[Entries taken from a collection]
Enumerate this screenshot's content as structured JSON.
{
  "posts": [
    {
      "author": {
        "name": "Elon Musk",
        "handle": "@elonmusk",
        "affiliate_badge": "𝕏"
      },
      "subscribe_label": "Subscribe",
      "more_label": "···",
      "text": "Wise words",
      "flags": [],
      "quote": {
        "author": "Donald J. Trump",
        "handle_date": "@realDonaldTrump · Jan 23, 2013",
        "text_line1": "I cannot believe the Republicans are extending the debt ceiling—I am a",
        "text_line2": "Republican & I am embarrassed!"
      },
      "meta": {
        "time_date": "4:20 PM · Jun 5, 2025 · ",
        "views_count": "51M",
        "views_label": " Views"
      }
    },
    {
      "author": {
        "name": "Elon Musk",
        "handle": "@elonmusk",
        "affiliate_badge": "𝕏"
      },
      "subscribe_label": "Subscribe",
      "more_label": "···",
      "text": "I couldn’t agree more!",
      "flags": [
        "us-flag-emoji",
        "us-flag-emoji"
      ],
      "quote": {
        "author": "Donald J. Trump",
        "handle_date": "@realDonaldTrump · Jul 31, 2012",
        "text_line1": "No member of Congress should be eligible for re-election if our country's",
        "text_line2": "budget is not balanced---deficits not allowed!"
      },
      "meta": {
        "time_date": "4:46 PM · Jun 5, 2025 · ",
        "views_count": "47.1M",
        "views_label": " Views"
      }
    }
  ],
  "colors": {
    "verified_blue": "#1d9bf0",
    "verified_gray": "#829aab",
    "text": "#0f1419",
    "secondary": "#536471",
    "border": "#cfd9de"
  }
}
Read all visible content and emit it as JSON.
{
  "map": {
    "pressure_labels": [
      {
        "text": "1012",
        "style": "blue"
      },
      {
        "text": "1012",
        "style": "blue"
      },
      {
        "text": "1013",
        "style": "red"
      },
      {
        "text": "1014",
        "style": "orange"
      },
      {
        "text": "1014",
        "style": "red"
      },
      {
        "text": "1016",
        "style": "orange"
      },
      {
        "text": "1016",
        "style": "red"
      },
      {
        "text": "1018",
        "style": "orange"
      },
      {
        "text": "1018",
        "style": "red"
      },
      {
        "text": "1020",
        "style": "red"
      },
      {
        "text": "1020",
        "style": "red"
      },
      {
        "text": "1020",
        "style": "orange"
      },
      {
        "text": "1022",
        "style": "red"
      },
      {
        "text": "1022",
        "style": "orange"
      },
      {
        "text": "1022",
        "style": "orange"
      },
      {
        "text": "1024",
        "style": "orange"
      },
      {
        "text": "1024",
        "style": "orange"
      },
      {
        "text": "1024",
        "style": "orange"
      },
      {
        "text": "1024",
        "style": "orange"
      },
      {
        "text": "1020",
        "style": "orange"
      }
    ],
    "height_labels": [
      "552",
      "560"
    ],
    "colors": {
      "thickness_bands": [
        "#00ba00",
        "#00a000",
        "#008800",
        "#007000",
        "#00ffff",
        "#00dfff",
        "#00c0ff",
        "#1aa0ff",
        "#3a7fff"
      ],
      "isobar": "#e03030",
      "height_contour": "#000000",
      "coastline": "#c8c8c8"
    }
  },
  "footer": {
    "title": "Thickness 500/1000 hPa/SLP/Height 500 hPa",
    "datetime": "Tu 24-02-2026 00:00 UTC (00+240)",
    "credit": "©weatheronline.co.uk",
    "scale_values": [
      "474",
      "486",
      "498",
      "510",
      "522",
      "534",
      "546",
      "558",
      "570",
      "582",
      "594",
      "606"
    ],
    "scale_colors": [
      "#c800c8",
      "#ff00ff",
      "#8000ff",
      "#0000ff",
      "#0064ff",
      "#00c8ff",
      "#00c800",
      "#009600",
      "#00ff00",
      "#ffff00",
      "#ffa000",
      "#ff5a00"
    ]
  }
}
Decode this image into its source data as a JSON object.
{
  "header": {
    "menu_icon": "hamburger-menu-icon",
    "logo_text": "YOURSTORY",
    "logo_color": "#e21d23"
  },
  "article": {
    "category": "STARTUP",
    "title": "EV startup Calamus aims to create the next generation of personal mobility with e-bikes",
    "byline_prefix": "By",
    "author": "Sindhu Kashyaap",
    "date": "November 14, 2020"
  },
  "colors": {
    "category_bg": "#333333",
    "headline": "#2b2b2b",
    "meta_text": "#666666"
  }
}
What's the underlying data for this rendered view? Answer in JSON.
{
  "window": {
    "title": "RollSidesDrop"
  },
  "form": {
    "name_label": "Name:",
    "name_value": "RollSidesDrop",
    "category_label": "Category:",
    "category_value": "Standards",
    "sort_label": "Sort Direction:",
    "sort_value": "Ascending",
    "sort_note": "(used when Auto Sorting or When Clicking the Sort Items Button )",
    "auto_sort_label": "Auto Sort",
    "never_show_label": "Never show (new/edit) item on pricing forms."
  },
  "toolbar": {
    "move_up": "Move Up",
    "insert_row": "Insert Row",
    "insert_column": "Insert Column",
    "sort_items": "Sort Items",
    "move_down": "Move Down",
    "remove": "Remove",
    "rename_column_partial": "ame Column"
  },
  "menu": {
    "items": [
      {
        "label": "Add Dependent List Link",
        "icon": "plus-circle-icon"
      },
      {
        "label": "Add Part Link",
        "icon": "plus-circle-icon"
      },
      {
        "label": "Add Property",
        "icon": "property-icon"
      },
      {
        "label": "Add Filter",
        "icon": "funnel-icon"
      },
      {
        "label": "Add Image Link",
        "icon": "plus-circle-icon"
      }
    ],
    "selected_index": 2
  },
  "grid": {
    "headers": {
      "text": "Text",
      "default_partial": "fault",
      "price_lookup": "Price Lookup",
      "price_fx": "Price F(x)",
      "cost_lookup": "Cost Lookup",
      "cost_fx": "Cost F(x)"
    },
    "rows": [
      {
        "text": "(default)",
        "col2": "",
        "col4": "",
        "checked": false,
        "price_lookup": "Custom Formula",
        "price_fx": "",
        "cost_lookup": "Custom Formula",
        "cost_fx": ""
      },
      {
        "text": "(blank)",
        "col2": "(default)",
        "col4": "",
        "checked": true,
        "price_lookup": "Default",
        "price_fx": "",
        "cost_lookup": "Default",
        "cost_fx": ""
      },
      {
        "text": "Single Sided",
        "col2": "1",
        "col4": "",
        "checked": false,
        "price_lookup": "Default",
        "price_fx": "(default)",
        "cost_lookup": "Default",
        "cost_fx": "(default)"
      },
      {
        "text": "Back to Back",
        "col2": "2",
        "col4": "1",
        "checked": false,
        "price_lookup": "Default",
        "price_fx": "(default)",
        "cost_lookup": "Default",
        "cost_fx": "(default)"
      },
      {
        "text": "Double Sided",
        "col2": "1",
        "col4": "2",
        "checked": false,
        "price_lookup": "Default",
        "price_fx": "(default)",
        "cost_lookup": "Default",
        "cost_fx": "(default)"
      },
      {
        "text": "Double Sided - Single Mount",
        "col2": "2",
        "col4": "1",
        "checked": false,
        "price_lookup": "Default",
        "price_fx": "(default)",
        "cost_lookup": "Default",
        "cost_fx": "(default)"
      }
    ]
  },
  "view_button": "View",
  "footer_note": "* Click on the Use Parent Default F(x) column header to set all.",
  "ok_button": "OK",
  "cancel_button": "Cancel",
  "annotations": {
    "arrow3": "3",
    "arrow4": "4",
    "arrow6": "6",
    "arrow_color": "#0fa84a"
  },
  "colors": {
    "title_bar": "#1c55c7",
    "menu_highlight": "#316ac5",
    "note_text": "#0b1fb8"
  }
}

### Task statement
Check the data for the word "Auto" and pull out the lines that have it.

### Written answer
    "sort_note": "(used when Auto Sorting or When Clicking the Sort Items Button )",
    "auto_sort_label": "Auto Sort",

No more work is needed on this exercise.